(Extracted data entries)
○ ○ ○ ○ ○

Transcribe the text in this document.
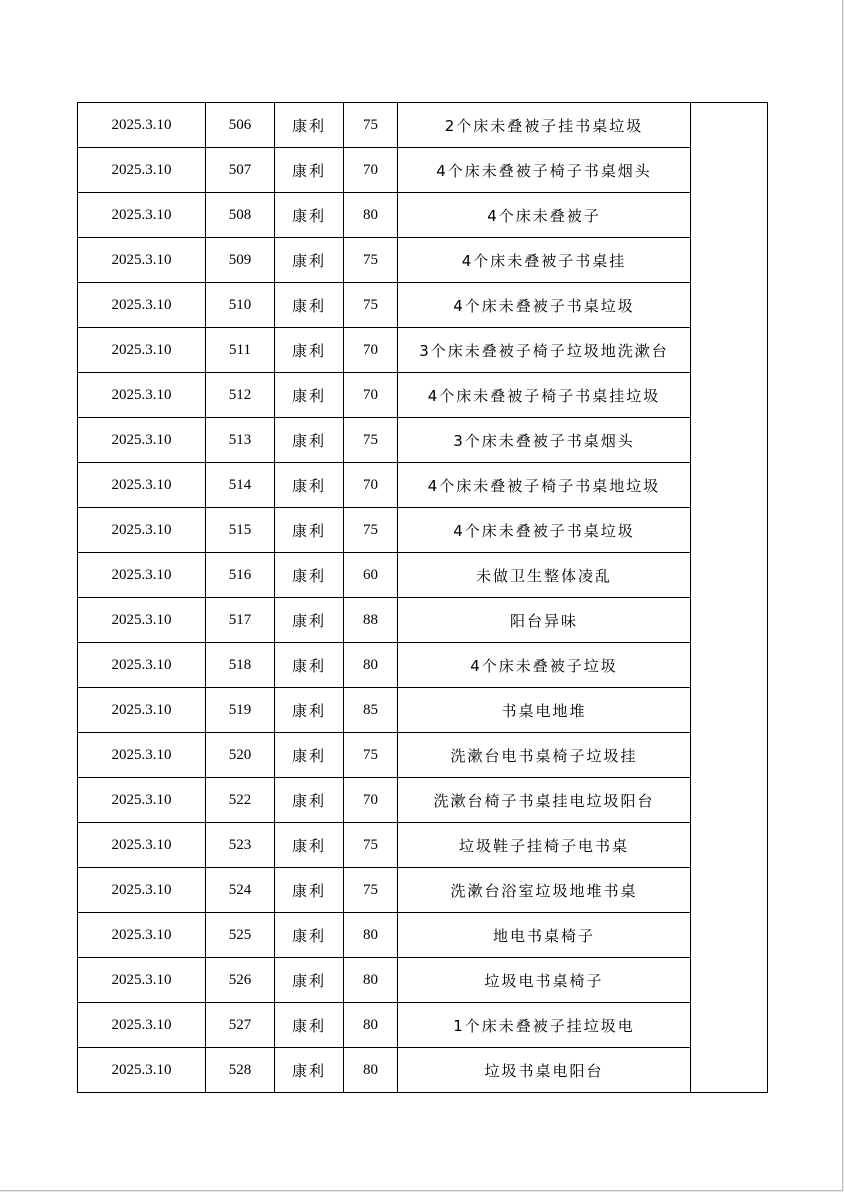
2025.3.10	506	康利	75	2个床未叠被子挂书桌垃圾	
2025.3.10	507	康利	70	4个床未叠被子椅子书桌烟头	
2025.3.10	508	康利	80	4个床未叠被子	
2025.3.10	509	康利	75	4个床未叠被子书桌挂	
2025.3.10	510	康利	75	4个床未叠被子书桌垃圾	
2025.3.10	511	康利	70	3个床未叠被子椅子垃圾地洗漱台	
2025.3.10	512	康利	70	4个床未叠被子椅子书桌挂垃圾	
2025.3.10	513	康利	75	3个床未叠被子书桌烟头	
2025.3.10	514	康利	70	4个床未叠被子椅子书桌地垃圾	
2025.3.10	515	康利	75	4个床未叠被子书桌垃圾	
2025.3.10	516	康利	60	未做卫生整体凌乱	
2025.3.10	517	康利	88	阳台异味	
2025.3.10	518	康利	80	4个床未叠被子垃圾	
2025.3.10	519	康利	85	书桌电地堆	
2025.3.10	520	康利	75	洗漱台电书桌椅子垃圾挂	
2025.3.10	522	康利	70	洗漱台椅子书桌挂电垃圾阳台	
2025.3.10	523	康利	75	垃圾鞋子挂椅子电书桌	
2025.3.10	524	康利	75	洗漱台浴室垃圾地堆书桌	
2025.3.10	525	康利	80	地电书桌椅子	
2025.3.10	526	康利	80	垃圾电书桌椅子	
2025.3.10	527	康利	80	1个床未叠被子挂垃圾电	
2025.3.10	528	康利	80	垃圾书桌电阳台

○ ○ ○ ○ ○

## WHAT YOU NEED TO DO
Omit each picture, then return all of the listing exactly as it stands.

## OUTPUT OF THE TASK
Transcribe the text in this document.
2025.3.10	506	康利	75	2个床未叠被子挂书桌垃圾	
2025.3.10	507	康利	70	4个床未叠被子椅子书桌烟头	
2025.3.10	508	康利	80	4个床未叠被子	
2025.3.10	509	康利	75	4个床未叠被子书桌挂	
2025.3.10	510	康利	75	4个床未叠被子书桌垃圾	
2025.3.10	511	康利	70	3个床未叠被子椅子垃圾地洗漱台	
2025.3.10	512	康利	70	4个床未叠被子椅子书桌挂垃圾	
2025.3.10	513	康利	75	3个床未叠被子书桌烟头	
2025.3.10	514	康利	70	4个床未叠被子椅子书桌地垃圾	
2025.3.10	515	康利	75	4个床未叠被子书桌垃圾	
2025.3.10	516	康利	60	未做卫生整体凌乱	
2025.3.10	517	康利	88	阳台异味	
2025.3.10	518	康利	80	4个床未叠被子垃圾	
2025.3.10	519	康利	85	书桌电地堆	
2025.3.10	520	康利	75	洗漱台电书桌椅子垃圾挂	
2025.3.10	522	康利	70	洗漱台椅子书桌挂电垃圾阳台	
2025.3.10	523	康利	75	垃圾鞋子挂椅子电书桌	
2025.3.10	524	康利	75	洗漱台浴室垃圾地堆书桌	
2025.3.10	525	康利	80	地电书桌椅子	
2025.3.10	526	康利	80	垃圾电书桌椅子	
2025.3.10	527	康利	80	1个床未叠被子挂垃圾电	
2025.3.10	528	康利	80	垃圾书桌电阳台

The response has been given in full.